◆ Set exercise
Retype precisely the section of the data that starts at the line containing "Extract all readable text from this page." and runs to its final line, ends included.

◆ Data provided
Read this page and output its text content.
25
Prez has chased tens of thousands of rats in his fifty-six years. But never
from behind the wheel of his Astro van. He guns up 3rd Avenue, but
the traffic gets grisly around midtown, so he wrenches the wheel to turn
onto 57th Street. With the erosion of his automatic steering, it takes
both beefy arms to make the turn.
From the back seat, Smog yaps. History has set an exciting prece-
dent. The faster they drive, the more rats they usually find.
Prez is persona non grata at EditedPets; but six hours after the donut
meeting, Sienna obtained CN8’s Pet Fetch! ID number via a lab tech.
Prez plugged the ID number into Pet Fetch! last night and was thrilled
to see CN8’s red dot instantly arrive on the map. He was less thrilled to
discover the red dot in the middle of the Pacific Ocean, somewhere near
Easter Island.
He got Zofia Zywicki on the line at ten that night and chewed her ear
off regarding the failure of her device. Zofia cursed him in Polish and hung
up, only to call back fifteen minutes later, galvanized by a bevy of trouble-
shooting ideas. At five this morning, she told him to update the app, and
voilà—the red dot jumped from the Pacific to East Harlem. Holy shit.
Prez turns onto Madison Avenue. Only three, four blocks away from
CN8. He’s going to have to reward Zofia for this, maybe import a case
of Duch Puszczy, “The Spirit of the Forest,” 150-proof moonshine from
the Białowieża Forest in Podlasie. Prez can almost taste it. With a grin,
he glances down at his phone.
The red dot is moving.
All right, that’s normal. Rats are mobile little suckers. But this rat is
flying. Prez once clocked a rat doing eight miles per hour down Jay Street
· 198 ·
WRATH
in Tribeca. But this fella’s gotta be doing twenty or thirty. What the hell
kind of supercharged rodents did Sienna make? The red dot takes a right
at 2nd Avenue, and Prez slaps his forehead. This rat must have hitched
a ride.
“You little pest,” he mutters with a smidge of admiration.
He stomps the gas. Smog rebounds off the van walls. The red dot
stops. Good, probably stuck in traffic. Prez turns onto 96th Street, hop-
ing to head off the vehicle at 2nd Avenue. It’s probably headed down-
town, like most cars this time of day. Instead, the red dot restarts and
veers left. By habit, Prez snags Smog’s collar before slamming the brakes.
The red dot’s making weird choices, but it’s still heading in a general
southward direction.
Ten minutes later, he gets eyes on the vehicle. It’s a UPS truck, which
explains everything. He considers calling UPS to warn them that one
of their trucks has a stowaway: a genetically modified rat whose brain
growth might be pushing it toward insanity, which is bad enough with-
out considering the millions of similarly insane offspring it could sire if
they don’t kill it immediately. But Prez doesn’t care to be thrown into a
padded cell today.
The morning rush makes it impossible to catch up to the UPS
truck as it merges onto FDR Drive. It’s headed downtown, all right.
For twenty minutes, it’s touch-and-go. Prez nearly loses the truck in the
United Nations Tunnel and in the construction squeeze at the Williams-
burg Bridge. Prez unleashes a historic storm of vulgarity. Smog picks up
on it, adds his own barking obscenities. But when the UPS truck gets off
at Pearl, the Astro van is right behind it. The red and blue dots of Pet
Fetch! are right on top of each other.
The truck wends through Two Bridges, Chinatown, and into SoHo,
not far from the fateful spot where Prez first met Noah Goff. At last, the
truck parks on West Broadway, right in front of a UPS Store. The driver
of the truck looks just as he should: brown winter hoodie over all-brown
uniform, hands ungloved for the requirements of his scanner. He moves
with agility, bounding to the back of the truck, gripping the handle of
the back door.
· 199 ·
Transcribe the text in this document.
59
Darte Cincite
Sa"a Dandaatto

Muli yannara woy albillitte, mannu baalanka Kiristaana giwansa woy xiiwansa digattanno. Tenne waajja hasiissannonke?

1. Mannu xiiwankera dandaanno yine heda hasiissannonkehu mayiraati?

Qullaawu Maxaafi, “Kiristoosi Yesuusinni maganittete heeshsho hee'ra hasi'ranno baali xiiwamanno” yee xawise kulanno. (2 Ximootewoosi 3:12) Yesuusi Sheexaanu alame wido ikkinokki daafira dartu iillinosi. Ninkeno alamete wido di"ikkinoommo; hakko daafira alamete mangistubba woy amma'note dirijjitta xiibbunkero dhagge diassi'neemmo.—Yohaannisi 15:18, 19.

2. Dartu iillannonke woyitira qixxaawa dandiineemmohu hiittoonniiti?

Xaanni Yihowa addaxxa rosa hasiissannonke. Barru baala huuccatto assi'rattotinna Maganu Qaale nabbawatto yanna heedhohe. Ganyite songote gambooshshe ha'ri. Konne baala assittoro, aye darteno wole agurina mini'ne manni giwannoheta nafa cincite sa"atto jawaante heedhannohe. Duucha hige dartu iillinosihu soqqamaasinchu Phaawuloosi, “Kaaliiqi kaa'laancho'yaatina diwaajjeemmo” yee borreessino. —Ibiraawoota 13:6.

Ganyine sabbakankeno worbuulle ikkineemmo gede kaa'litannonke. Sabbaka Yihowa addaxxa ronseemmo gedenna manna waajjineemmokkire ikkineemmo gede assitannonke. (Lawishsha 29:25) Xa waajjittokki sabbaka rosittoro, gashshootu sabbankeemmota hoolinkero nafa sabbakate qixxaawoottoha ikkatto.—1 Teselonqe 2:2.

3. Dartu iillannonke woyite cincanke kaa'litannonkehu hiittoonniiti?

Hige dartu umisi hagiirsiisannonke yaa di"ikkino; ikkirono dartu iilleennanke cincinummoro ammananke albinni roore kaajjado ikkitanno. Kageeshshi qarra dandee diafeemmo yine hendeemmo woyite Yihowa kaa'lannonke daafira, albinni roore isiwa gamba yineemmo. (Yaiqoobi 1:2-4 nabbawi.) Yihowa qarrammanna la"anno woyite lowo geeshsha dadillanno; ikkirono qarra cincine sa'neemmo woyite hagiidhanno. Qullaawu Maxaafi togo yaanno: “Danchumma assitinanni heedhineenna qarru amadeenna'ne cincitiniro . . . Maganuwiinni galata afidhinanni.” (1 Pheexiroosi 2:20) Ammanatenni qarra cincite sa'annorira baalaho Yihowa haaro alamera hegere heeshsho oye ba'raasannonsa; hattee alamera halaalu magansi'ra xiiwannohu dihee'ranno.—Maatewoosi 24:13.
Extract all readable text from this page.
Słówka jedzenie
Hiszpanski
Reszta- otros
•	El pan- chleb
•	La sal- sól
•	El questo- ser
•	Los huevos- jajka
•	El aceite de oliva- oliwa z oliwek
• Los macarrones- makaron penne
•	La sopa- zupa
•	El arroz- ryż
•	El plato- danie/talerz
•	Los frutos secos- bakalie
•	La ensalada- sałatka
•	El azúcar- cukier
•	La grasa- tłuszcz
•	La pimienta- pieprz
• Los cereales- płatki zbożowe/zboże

◆ Task solution
Extract all readable text from this page.
Słówka jedzenie
Hiszpanski
Reszta- otros
•	El pan- chleb
•	La sal- sól
•	El questo- ser
•	Los huevos- jajka
•	El aceite de oliva- oliwa z oliwek
• Los macarrones- makaron penne
•	La sopa- zupa
•	El arroz- ryż
•	El plato- danie/talerz
•	Los frutos secos- bakalie
•	La ensalada- sałatka
•	El azúcar- cukier
•	La grasa- tłuszcz
•	La pimienta- pieprz
• Los cereales- płatki zbożowe/zboże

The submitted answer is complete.